▶ Given entries
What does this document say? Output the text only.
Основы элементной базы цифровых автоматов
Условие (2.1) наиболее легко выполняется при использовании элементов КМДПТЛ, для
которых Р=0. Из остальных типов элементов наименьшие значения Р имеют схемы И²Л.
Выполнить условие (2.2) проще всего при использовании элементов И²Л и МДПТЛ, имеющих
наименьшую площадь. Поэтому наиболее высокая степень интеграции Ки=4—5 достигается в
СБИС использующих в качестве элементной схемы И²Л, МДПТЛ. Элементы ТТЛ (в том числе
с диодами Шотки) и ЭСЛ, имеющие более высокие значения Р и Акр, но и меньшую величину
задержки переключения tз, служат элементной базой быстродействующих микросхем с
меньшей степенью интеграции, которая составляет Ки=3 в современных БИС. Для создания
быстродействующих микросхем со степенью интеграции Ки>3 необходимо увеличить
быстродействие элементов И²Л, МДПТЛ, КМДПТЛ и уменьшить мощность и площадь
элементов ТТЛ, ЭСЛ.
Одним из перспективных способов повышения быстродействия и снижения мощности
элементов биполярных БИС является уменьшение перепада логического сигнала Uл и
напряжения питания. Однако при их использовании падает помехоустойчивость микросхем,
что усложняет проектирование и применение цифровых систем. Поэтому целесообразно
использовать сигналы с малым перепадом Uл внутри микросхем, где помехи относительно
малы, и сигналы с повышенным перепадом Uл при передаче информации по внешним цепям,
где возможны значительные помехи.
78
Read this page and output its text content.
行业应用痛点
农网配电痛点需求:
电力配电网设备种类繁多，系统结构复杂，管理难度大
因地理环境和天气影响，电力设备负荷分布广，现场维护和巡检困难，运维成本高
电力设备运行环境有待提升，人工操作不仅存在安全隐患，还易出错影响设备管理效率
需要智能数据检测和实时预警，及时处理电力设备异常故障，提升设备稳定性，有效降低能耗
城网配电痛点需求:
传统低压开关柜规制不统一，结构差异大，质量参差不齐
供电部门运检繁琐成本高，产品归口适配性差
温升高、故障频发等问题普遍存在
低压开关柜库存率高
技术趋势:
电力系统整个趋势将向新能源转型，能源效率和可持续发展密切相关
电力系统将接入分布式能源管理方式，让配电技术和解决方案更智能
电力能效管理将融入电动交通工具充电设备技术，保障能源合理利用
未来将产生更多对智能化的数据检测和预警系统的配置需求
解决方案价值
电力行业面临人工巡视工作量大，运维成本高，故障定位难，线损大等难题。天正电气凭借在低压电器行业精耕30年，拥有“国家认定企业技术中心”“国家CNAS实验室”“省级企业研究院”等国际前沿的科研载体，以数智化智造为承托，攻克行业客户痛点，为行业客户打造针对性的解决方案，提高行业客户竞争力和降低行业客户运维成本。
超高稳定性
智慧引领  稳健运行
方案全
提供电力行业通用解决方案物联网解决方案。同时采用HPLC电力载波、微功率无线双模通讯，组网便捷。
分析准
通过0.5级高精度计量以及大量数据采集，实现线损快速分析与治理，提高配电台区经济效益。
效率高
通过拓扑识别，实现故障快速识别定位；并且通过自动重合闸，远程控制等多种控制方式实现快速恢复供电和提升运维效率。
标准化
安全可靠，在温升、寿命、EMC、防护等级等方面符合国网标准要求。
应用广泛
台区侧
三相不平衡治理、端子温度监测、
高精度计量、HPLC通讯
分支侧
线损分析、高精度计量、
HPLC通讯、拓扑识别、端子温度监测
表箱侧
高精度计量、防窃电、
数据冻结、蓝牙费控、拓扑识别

▶ Exercise directions
Reproduce exactly the lines from the one with "Read this page and output its text content." through the end of the entries above, both ends included.

▶ Finished exercise
Read this page and output its text content.
行业应用痛点
农网配电痛点需求:
电力配电网设备种类繁多，系统结构复杂，管理难度大
因地理环境和天气影响，电力设备负荷分布广，现场维护和巡检困难，运维成本高
电力设备运行环境有待提升，人工操作不仅存在安全隐患，还易出错影响设备管理效率
需要智能数据检测和实时预警，及时处理电力设备异常故障，提升设备稳定性，有效降低能耗
城网配电痛点需求:
传统低压开关柜规制不统一，结构差异大，质量参差不齐
供电部门运检繁琐成本高，产品归口适配性差
温升高、故障频发等问题普遍存在
低压开关柜库存率高
技术趋势:
电力系统整个趋势将向新能源转型，能源效率和可持续发展密切相关
电力系统将接入分布式能源管理方式，让配电技术和解决方案更智能
电力能效管理将融入电动交通工具充电设备技术，保障能源合理利用
未来将产生更多对智能化的数据检测和预警系统的配置需求
解决方案价值
电力行业面临人工巡视工作量大，运维成本高，故障定位难，线损大等难题。天正电气凭借在低压电器行业精耕30年，拥有“国家认定企业技术中心”“国家CNAS实验室”“省级企业研究院”等国际前沿的科研载体，以数智化智造为承托，攻克行业客户痛点，为行业客户打造针对性的解决方案，提高行业客户竞争力和降低行业客户运维成本。
超高稳定性
智慧引领  稳健运行
方案全
提供电力行业通用解决方案物联网解决方案。同时采用HPLC电力载波、微功率无线双模通讯，组网便捷。
分析准
通过0.5级高精度计量以及大量数据采集，实现线损快速分析与治理，提高配电台区经济效益。
效率高
通过拓扑识别，实现故障快速识别定位；并且通过自动重合闸，远程控制等多种控制方式实现快速恢复供电和提升运维效率。
标准化
安全可靠，在温升、寿命、EMC、防护等级等方面符合国网标准要求。
应用广泛
台区侧
三相不平衡治理、端子温度监测、
高精度计量、HPLC通讯
分支侧
线损分析、高精度计量、
HPLC通讯、拓扑识别、端子温度监测
表箱侧
高精度计量、防窃电、
数据冻结、蓝牙费控、拓扑识别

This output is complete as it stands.